### Task requirements:
Reproduce all of the material exactly as shown.

### Provided records:
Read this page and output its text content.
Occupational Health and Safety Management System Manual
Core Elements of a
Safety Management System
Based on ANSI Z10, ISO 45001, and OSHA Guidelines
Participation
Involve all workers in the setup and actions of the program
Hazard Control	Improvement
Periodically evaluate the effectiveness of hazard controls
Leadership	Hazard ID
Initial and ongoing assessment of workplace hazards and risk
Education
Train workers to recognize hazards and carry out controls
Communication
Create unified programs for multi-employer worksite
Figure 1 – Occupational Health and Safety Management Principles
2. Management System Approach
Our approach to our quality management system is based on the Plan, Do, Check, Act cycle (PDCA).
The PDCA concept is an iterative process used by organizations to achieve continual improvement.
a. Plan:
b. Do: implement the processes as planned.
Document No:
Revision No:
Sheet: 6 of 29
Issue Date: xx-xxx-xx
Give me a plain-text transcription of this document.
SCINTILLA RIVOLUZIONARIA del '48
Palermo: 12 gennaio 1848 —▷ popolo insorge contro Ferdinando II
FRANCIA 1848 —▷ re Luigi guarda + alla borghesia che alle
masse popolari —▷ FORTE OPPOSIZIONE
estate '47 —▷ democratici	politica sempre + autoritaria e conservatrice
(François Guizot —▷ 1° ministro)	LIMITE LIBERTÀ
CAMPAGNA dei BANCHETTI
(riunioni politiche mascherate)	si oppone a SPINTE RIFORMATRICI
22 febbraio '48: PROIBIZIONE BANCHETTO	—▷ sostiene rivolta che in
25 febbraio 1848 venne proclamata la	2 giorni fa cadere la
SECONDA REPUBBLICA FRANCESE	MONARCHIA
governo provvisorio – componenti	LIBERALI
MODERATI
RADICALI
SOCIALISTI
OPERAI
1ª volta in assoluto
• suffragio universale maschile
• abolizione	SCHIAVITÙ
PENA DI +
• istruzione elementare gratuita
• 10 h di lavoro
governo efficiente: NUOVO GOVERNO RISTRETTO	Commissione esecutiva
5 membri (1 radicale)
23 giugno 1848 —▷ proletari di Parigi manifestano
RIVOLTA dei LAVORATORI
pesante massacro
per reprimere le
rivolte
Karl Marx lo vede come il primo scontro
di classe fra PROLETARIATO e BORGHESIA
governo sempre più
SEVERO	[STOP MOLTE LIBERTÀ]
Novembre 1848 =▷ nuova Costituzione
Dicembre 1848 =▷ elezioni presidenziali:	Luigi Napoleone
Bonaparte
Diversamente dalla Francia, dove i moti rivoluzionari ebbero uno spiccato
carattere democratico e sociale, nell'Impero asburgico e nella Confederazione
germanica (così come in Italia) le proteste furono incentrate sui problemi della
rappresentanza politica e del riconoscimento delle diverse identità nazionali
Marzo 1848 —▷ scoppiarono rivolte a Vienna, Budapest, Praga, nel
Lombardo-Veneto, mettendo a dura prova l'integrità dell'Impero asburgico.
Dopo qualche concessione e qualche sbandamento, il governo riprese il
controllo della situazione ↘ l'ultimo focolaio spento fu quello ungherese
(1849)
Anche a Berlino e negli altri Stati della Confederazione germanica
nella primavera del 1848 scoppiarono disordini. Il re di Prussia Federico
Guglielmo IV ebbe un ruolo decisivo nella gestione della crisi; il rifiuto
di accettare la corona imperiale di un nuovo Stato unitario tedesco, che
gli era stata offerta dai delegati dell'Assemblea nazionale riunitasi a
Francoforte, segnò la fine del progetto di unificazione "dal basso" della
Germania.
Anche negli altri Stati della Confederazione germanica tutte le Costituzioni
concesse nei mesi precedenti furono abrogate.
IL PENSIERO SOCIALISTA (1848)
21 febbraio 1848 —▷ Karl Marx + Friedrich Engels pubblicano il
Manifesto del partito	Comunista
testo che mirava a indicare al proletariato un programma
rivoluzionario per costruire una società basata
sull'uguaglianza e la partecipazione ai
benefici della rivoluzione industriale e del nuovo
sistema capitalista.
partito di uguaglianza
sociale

### Exercise result:
Read this page and output its text content.
Occupational Health and Safety Management System Manual
Core Elements of a
Safety Management System
Based on ANSI Z10, ISO 45001, and OSHA Guidelines
Participation
Involve all workers in the setup and actions of the program
Hazard Control	Improvement
Periodically evaluate the effectiveness of hazard controls
Leadership	Hazard ID
Initial and ongoing assessment of workplace hazards and risk
Education
Train workers to recognize hazards and carry out controls
Communication
Create unified programs for multi-employer worksite
Figure 1 – Occupational Health and Safety Management Principles
2. Management System Approach
Our approach to our quality management system is based on the Plan, Do, Check, Act cycle (PDCA).
The PDCA concept is an iterative process used by organizations to achieve continual improvement.
a. Plan:
b. Do: implement the processes as planned.
Document No:
Revision No:
Sheet: 6 of 29
Issue Date: xx-xxx-xx
Give me a plain-text transcription of this document.
SCINTILLA RIVOLUZIONARIA del '48
Palermo: 12 gennaio 1848 —▷ popolo insorge contro Ferdinando II
FRANCIA 1848 —▷ re Luigi guarda + alla borghesia che alle
masse popolari —▷ FORTE OPPOSIZIONE
estate '47 —▷ democratici	politica sempre + autoritaria e conservatrice
(François Guizot —▷ 1° ministro)	LIMITE LIBERTÀ
CAMPAGNA dei BANCHETTI
(riunioni politiche mascherate)	si oppone a SPINTE RIFORMATRICI
22 febbraio '48: PROIBIZIONE BANCHETTO	—▷ sostiene rivolta che in
25 febbraio 1848 venne proclamata la	2 giorni fa cadere la
SECONDA REPUBBLICA FRANCESE	MONARCHIA
governo provvisorio – componenti	LIBERALI
MODERATI
RADICALI
SOCIALISTI
OPERAI
1ª volta in assoluto
• suffragio universale maschile
• abolizione	SCHIAVITÙ
PENA DI +
• istruzione elementare gratuita
• 10 h di lavoro
governo efficiente: NUOVO GOVERNO RISTRETTO	Commissione esecutiva
5 membri (1 radicale)
23 giugno 1848 —▷ proletari di Parigi manifestano
RIVOLTA dei LAVORATORI
pesante massacro
per reprimere le
rivolte
Karl Marx lo vede come il primo scontro
di classe fra PROLETARIATO e BORGHESIA
governo sempre più
SEVERO	[STOP MOLTE LIBERTÀ]
Novembre 1848 =▷ nuova Costituzione
Dicembre 1848 =▷ elezioni presidenziali:	Luigi Napoleone
Bonaparte
Diversamente dalla Francia, dove i moti rivoluzionari ebbero uno spiccato
carattere democratico e sociale, nell'Impero asburgico e nella Confederazione
germanica (così come in Italia) le proteste furono incentrate sui problemi della
rappresentanza politica e del riconoscimento delle diverse identità nazionali
Marzo 1848 —▷ scoppiarono rivolte a Vienna, Budapest, Praga, nel
Lombardo-Veneto, mettendo a dura prova l'integrità dell'Impero asburgico.
Dopo qualche concessione e qualche sbandamento, il governo riprese il
controllo della situazione ↘ l'ultimo focolaio spento fu quello ungherese
(1849)
Anche a Berlino e negli altri Stati della Confederazione germanica
nella primavera del 1848 scoppiarono disordini. Il re di Prussia Federico
Guglielmo IV ebbe un ruolo decisivo nella gestione della crisi; il rifiuto
di accettare la corona imperiale di un nuovo Stato unitario tedesco, che
gli era stata offerta dai delegati dell'Assemblea nazionale riunitasi a
Francoforte, segnò la fine del progetto di unificazione "dal basso" della
Germania.
Anche negli altri Stati della Confederazione germanica tutte le Costituzioni
concesse nei mesi precedenti furono abrogate.
IL PENSIERO SOCIALISTA (1848)
21 febbraio 1848 —▷ Karl Marx + Friedrich Engels pubblicano il
Manifesto del partito	Comunista
testo che mirava a indicare al proletariato un programma
rivoluzionario per costruire una società basata
sull'uguaglianza e la partecipazione ai
benefici della rivoluzione industriale e del nuovo
sistema capitalista.
partito di uguaglianza
sociale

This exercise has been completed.